-- Start Source material --
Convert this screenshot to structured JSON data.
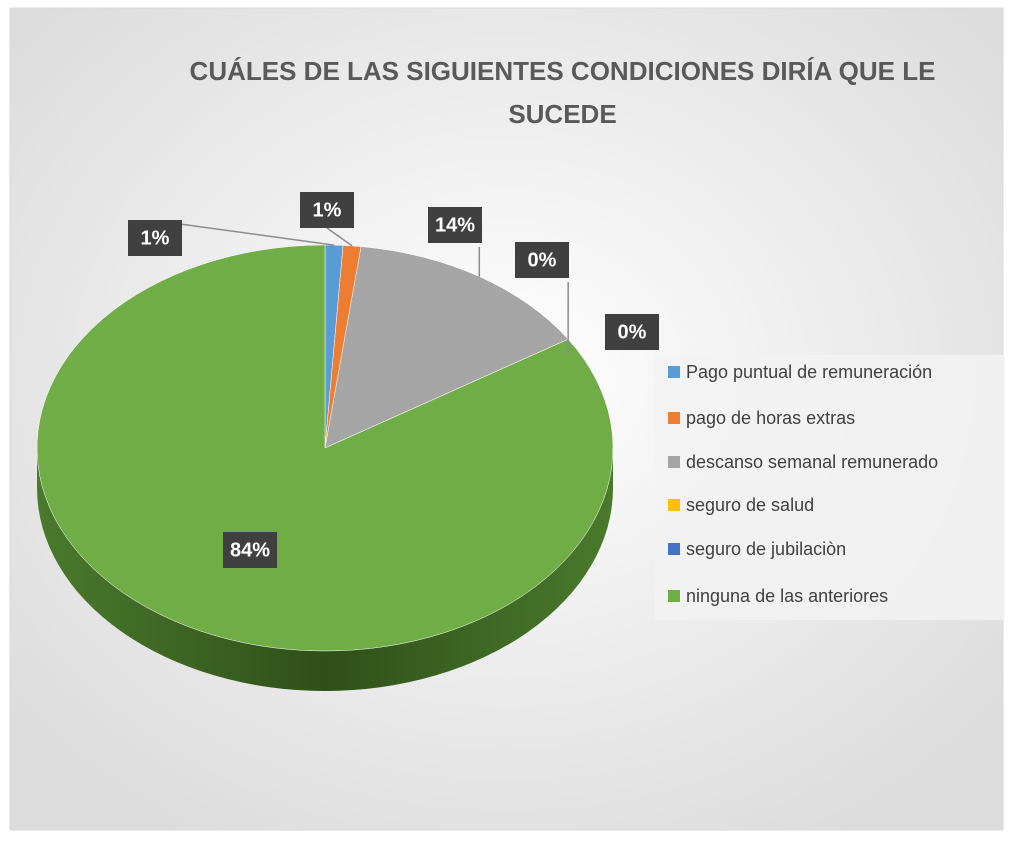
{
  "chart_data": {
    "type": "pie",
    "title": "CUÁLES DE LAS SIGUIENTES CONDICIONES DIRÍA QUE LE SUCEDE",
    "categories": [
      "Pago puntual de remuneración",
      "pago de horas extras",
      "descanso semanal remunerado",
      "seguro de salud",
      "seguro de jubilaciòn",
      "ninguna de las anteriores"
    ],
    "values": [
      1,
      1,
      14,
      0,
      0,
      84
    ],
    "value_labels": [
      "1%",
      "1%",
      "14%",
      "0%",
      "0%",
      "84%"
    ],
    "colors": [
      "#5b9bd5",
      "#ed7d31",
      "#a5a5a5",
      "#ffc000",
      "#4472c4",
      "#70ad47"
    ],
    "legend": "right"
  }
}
-- End Source material --
-- Start Source material --
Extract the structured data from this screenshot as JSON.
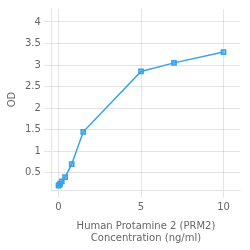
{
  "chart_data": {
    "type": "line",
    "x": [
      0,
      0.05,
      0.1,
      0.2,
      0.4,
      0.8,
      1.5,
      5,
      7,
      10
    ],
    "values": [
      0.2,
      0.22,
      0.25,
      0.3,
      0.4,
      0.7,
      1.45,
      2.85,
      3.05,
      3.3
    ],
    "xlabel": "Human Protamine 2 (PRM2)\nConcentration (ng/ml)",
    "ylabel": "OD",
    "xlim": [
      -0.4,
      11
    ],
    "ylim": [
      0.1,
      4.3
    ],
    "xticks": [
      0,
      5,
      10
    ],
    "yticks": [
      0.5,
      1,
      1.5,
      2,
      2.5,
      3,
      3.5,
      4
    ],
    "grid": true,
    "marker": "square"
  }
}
-- End Source material --
Aim of the exercise >> Wherever the word "seguro" occurs in a line of the listing, copy that line.

Solution >>
      "seguro de salud",
      "seguro de jubilaciòn",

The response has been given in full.